[START]

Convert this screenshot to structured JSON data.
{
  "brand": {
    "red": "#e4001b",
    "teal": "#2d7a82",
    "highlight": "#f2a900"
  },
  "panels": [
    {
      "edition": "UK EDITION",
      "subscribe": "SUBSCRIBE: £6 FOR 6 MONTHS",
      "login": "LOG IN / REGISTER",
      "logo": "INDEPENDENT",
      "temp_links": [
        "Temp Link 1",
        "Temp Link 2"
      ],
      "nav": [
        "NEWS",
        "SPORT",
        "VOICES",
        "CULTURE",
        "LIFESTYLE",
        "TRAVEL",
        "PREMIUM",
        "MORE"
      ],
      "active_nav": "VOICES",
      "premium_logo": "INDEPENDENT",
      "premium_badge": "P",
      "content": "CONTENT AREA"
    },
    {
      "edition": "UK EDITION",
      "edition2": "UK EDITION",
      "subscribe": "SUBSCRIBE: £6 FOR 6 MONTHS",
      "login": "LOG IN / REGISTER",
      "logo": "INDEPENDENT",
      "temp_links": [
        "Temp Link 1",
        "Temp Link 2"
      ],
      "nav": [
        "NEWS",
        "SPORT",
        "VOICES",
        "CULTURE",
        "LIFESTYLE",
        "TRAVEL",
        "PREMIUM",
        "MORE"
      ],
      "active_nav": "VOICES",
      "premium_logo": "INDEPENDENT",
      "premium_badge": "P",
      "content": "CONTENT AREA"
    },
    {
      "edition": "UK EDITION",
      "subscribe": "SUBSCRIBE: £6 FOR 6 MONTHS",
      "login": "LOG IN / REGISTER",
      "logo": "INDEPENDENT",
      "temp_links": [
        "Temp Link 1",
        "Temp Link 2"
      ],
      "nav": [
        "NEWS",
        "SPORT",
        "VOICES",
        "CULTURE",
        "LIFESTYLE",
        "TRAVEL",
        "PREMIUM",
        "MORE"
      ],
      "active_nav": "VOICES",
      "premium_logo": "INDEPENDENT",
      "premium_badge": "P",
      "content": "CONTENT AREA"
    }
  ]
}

[END]

EXERCISE OBJECTIVE: Write out all records exactly, keeping every detail.

SOLUTION TO THIS PROBLEM:
Convert this screenshot to structured JSON data.
{
  "brand": {
    "red": "#e4001b",
    "teal": "#2d7a82",
    "highlight": "#f2a900"
  },
  "panels": [
    {
      "edition": "UK EDITION",
      "subscribe": "SUBSCRIBE: £6 FOR 6 MONTHS",
      "login": "LOG IN / REGISTER",
      "logo": "INDEPENDENT",
      "temp_links": [
        "Temp Link 1",
        "Temp Link 2"
      ],
      "nav": [
        "NEWS",
        "SPORT",
        "VOICES",
        "CULTURE",
        "LIFESTYLE",
        "TRAVEL",
        "PREMIUM",
        "MORE"
      ],
      "active_nav": "VOICES",
      "premium_logo": "INDEPENDENT",
      "premium_badge": "P",
      "content": "CONTENT AREA"
    },
    {
      "edition": "UK EDITION",
      "edition2": "UK EDITION",
      "subscribe": "SUBSCRIBE: £6 FOR 6 MONTHS",
      "login": "LOG IN / REGISTER",
      "logo": "INDEPENDENT",
      "temp_links": [
        "Temp Link 1",
        "Temp Link 2"
      ],
      "nav": [
        "NEWS",
        "SPORT",
        "VOICES",
        "CULTURE",
        "LIFESTYLE",
        "TRAVEL",
        "PREMIUM",
        "MORE"
      ],
      "active_nav": "VOICES",
      "premium_logo": "INDEPENDENT",
      "premium_badge": "P",
      "content": "CONTENT AREA"
    },
    {
      "edition": "UK EDITION",
      "subscribe": "SUBSCRIBE: £6 FOR 6 MONTHS",
      "login": "LOG IN / REGISTER",
      "logo": "INDEPENDENT",
      "temp_links": [
        "Temp Link 1",
        "Temp Link 2"
      ],
      "nav": [
        "NEWS",
        "SPORT",
        "VOICES",
        "CULTURE",
        "LIFESTYLE",
        "TRAVEL",
        "PREMIUM",
        "MORE"
      ],
      "active_nav": "VOICES",
      "premium_logo": "INDEPENDENT",
      "premium_badge": "P",
      "content": "CONTENT AREA"
    }
  ]
}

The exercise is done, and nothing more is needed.